TEXT UNDER STUDY:
———
All with correct services and to submit

All payers depend on physical therapists to use medical judgment to provide patients with correct services and to submit claims for payment with correct information. By now billers and physical therapists should be familiar the four new PT codes for 2017 if not, you will discover a lot of denials and rejections of claims. The new codes replace the unclear “PT evaluation” with a more specific evaluation type. Including the length of time the evaluation. Here are the new codes: 97161-PT evaluation low complexity, 20 min; 97162-PT evaluation moderate complexity, 30 min; 97163-PT evaluation high complexity, 45 min; 91764-PT re-evaluation est. plan care. Make sure to use GP (physical Therapy) modifier for billing Medicare. This applies to the four new PT codes, indicating services delivered to the outpatient physical therapy program. This article is a good source of information on how the physical therapist bill the insurance properly without denial or rejection. When submitting a claim for services, you are validating that you earned the payment for the services rendered and you are in conformity with all the billing requirements. Also, remember that Medicare rules regarding therapy caps also for 2017. An increase of  $20 yearly in Cap – 2017 $1,980 for PTand speech-language pathology combined. When billing under the exemption, modifier KX must be used. But remember when you use Modifier KX you are certifying that the service provided reasonably and there is a documentation of medical necessity in the PT’s medical records. Therefore, it is important to know the type of coverage and payment policies of Commercial Insurers, Medicare, Medicaid, workers compensation and automobile liability.  We should remember that Ignorance is not a defense. It is a violation of the law if you knew that you submitted a claim that is false and attempting to obtain payment from the government or private payer. 

I choose this particular topic because it is informative and helps physical therapist on how to bill the insurers properly using the new PT codes and modifier (for Medicare) and to avoid denials/rejections of claims. Might lead to loss of payments for services provided to patients. This topic is important also because with the new PT codes are more specific when submitting claims. With claims accepted the PT practice will continue providing medical service to their patients.
———
Copy the physical therapy billing text from "I choose this" to "to their patients.", replacing "topic" with "subject" throughout.

Stored data:
———
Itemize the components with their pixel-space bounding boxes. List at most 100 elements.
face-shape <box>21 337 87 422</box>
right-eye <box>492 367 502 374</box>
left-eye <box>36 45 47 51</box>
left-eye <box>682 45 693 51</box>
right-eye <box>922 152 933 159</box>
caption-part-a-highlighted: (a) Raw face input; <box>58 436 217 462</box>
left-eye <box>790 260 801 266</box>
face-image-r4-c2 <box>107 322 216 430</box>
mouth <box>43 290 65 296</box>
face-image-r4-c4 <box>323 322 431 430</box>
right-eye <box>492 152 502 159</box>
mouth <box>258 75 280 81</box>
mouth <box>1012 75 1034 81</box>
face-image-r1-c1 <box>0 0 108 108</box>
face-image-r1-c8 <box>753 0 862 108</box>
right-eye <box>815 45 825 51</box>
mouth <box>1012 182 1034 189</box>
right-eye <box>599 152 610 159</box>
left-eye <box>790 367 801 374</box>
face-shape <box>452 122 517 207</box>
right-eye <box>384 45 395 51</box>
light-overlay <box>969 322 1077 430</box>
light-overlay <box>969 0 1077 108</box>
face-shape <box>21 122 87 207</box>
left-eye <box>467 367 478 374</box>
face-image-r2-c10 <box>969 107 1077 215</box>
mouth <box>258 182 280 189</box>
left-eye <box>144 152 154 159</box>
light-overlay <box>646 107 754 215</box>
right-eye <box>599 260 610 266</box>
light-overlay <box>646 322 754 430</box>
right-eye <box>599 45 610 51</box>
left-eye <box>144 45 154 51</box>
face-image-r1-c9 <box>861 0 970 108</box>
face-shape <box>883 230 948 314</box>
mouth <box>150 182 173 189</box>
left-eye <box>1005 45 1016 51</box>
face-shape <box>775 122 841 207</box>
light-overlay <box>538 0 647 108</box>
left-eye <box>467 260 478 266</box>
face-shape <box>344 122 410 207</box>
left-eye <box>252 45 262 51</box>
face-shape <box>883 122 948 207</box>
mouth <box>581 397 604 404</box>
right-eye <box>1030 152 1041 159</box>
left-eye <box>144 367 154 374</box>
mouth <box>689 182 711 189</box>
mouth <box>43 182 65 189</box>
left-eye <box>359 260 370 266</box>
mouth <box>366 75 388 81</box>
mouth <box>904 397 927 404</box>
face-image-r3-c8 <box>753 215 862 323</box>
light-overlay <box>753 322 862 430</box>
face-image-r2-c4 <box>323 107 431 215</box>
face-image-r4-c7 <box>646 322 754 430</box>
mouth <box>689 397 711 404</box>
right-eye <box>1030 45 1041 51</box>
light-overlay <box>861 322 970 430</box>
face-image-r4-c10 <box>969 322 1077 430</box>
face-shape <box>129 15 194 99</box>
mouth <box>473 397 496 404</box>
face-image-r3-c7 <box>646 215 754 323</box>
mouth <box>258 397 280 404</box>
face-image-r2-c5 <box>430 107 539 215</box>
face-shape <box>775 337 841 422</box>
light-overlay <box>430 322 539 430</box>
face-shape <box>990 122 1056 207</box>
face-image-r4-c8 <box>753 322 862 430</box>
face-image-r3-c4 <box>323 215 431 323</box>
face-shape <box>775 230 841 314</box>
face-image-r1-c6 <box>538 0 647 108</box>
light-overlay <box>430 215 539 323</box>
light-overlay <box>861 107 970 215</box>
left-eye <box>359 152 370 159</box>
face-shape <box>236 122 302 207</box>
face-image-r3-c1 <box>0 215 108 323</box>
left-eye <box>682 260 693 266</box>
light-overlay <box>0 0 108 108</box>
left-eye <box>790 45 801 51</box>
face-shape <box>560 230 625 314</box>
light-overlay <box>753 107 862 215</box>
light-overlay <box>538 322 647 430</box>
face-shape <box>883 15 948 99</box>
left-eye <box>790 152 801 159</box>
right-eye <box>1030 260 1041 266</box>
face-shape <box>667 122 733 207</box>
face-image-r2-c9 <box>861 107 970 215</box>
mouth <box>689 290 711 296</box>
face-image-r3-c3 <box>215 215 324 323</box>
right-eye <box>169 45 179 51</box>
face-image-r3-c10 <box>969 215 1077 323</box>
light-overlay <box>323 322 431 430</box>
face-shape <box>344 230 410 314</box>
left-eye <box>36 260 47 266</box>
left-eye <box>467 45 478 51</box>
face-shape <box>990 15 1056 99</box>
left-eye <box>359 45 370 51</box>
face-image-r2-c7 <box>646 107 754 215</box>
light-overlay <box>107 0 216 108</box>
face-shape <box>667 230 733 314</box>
———
RESULT FOR THIS EXERCISE:
I choose this particular subject because it is informative and helps physical therapist on how to bill the insurers properly using the new PT codes and modifier (for Medicare) and to avoid denials/rejections of claims. Might lead to loss of payments for services provided to patients. This subject is important also because with the new PT codes are more specific when submitting claims. With claims accepted the PT practice will continue providing medical service to their patients.